• _Exercise brief_
List each line holding the string "printed".

• _Raw data_
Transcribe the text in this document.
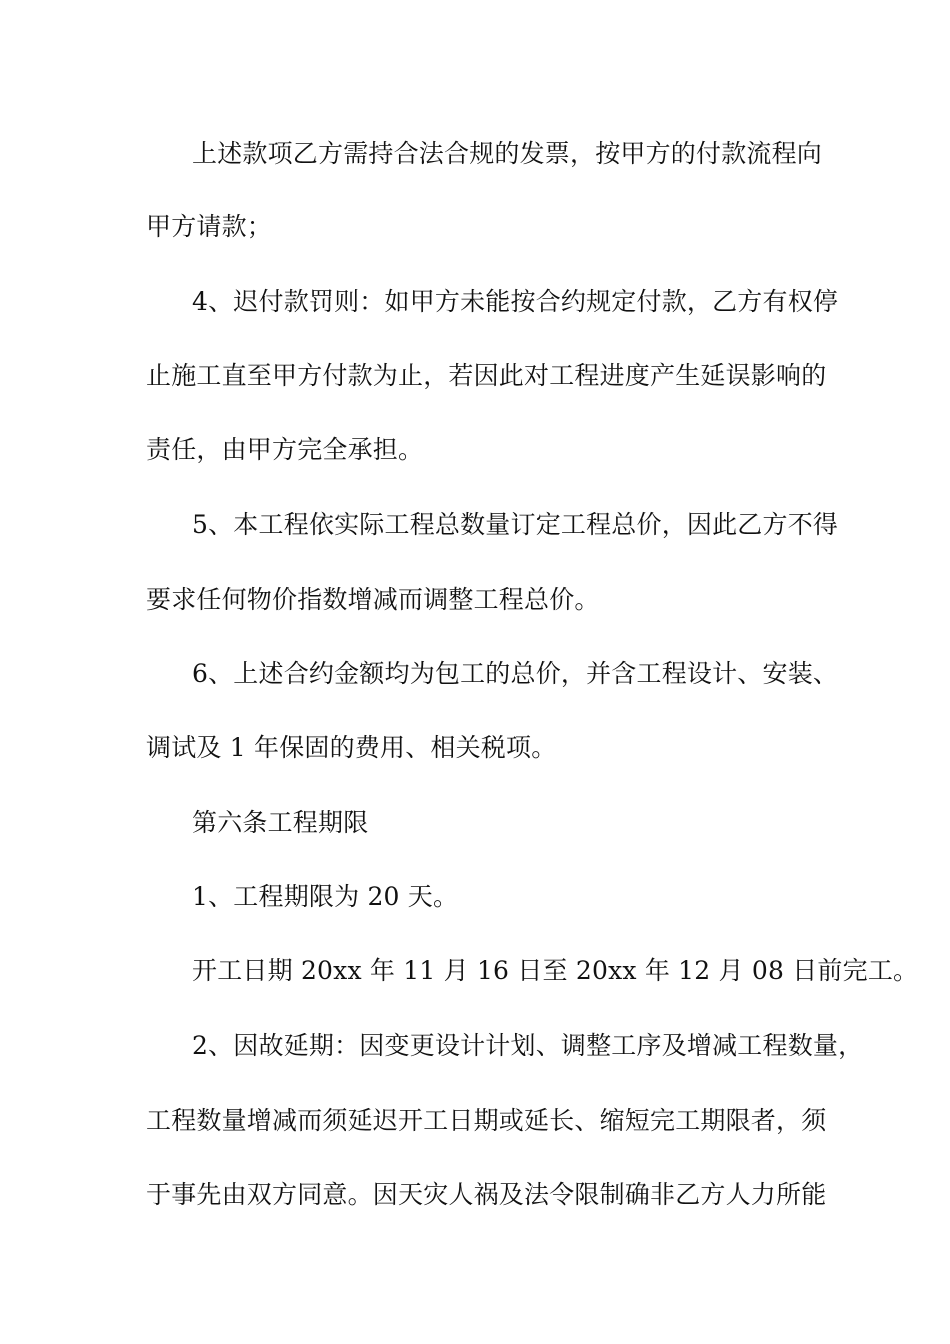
上述款项乙方需持合法合规的发票，按甲方的付款流程向
甲方请款；
4、迟付款罚则：如甲方未能按合约规定付款，乙方有权停
止施工直至甲方付款为止，若因此对工程进度产生延误影响的
责任，由甲方完全承担。
5、本工程依实际工程总数量订定工程总价，因此乙方不得
要求任何物价指数增减而调整工程总价。
6、上述合约金额均为包工的总价，并含工程设计、安装、
调试及 1 年保固的费用、相关税项。
第六条工程期限
1、工程期限为 20 天。
开工日期 20xx 年 11 月 16 日至 20xx 年 12 月 08 日前完工。
2、因故延期：因变更设计计划、调整工序及增减工程数量，
工程数量增减而须延迟开工日期或延长、缩短完工期限者，须
于事先由双方同意。因天灾人祸及法令限制确非乙方人力所能
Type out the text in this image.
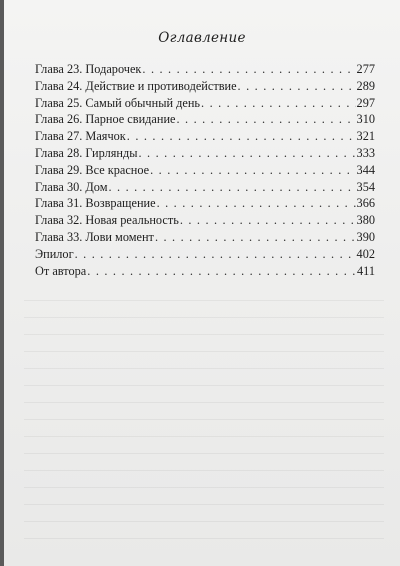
Оглавление
Глава 23. Подарочек . . .	277
Глава 24. Действие и противодействие . . .	289
Глава 25. Самый обычный день . . .	297
Глава 26. Парное свидание . . .	310
Глава 27. Маячок . . .	321
Глава 28. Гирлянды . . .	333
Глава 29. Все красное . . .	344
Глава 30. Дом . . .	354
Глава 31. Возвращение . . .	366
Глава 32. Новая реальность . . .	380
Глава 33. Лови момент . . .	390
Эпилог . . .	402
От автора . . .	411
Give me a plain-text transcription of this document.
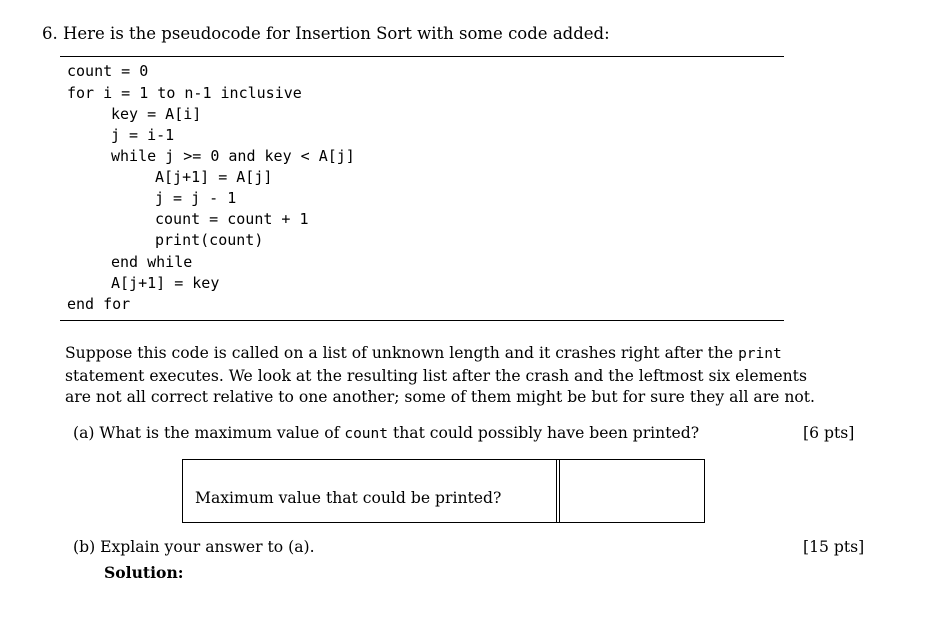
6. Here is the pseudocode for Insertion Sort with some code added:
count = 0
for i = 1 to n-1 inclusive
key = A[i]
j = i-1
while j >= 0 and key < A[j]
A[j+1] = A[j]
j = j - 1
count = count + 1
print(count)
end while
A[j+1] = key
end for
Suppose this code is called on a list of unknown length and it crashes right after the print
statement executes. We look at the resulting list after the crash and the leftmost six elements
are not all correct relative to one another; some of them might be but for sure they all are not.
(a) What is the maximum value of count that could possibly have been printed?	[6 pts]
Maximum value that could be printed?
(b) Explain your answer to (a).	[15 pts]
Solution:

• _Output for this exercise_
(a) What is the maximum value of count that could possibly have been printed?	[6 pts]
Maximum value that could be printed?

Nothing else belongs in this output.